**PROBLEM STATEMENT:** Please write the listing below out again, keeping every line unchanged.

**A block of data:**
======

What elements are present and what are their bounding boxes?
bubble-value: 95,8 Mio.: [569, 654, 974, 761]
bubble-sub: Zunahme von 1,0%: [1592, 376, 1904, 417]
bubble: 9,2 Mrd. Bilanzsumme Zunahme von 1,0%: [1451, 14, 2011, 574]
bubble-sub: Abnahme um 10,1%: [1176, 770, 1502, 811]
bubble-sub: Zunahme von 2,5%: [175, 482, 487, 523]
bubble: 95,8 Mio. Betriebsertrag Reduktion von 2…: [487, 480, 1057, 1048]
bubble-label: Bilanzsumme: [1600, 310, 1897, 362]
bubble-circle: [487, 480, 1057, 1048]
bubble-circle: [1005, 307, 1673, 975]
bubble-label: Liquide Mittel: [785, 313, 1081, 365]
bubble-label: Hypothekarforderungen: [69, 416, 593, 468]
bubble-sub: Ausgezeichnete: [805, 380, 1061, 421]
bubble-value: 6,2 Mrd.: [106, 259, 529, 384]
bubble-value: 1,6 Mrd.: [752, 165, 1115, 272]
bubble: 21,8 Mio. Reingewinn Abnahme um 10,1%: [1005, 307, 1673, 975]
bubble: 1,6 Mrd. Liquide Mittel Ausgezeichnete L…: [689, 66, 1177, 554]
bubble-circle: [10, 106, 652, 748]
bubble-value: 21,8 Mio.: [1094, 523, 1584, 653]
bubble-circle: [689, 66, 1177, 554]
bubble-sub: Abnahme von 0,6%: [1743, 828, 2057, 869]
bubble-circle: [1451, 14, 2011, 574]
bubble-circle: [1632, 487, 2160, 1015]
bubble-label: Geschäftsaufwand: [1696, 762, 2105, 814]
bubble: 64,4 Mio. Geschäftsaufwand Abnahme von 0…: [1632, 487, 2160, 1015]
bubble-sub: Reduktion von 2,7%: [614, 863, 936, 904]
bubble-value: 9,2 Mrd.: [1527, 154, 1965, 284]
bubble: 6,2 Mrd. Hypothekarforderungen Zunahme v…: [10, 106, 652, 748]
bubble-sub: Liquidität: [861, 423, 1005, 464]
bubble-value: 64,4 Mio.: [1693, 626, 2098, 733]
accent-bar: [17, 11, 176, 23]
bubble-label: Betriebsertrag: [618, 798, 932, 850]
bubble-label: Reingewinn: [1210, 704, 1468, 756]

======

**SOLUTION:**
What elements are present and what are their bounding boxes?
bubble-value: 95,8 Mio.: [569, 654, 974, 761]
bubble-sub: Zunahme von 1,0%: [1592, 376, 1904, 417]
bubble: 9,2 Mrd. Bilanzsumme Zunahme von 1,0%: [1451, 14, 2011, 574]
bubble-sub: Abnahme um 10,1%: [1176, 770, 1502, 811]
bubble-sub: Zunahme von 2,5%: [175, 482, 487, 523]
bubble: 95,8 Mio. Betriebsertrag Reduktion von 2…: [487, 480, 1057, 1048]
bubble-label: Bilanzsumme: [1600, 310, 1897, 362]
bubble-circle: [487, 480, 1057, 1048]
bubble-circle: [1005, 307, 1673, 975]
bubble-label: Liquide Mittel: [785, 313, 1081, 365]
bubble-label: Hypothekarforderungen: [69, 416, 593, 468]
bubble-sub: Ausgezeichnete: [805, 380, 1061, 421]
bubble-value: 6,2 Mrd.: [106, 259, 529, 384]
bubble-value: 1,6 Mrd.: [752, 165, 1115, 272]
bubble: 21,8 Mio. Reingewinn Abnahme um 10,1%: [1005, 307, 1673, 975]
bubble: 1,6 Mrd. Liquide Mittel Ausgezeichnete L…: [689, 66, 1177, 554]
bubble-circle: [10, 106, 652, 748]
bubble-value: 21,8 Mio.: [1094, 523, 1584, 653]
bubble-circle: [689, 66, 1177, 554]
bubble-sub: Abnahme von 0,6%: [1743, 828, 2057, 869]
bubble-circle: [1451, 14, 2011, 574]
bubble-circle: [1632, 487, 2160, 1015]
bubble-label: Geschäftsaufwand: [1696, 762, 2105, 814]
bubble: 64,4 Mio. Geschäftsaufwand Abnahme von 0…: [1632, 487, 2160, 1015]
bubble-sub: Reduktion von 2,7%: [614, 863, 936, 904]
bubble-value: 9,2 Mrd.: [1527, 154, 1965, 284]
bubble: 6,2 Mrd. Hypothekarforderungen Zunahme v…: [10, 106, 652, 748]
bubble-sub: Liquidität: [861, 423, 1005, 464]
bubble-value: 64,4 Mio.: [1693, 626, 2098, 733]
accent-bar: [17, 11, 176, 23]
bubble-label: Betriebsertrag: [618, 798, 932, 850]
bubble-label: Reingewinn: [1210, 704, 1468, 756]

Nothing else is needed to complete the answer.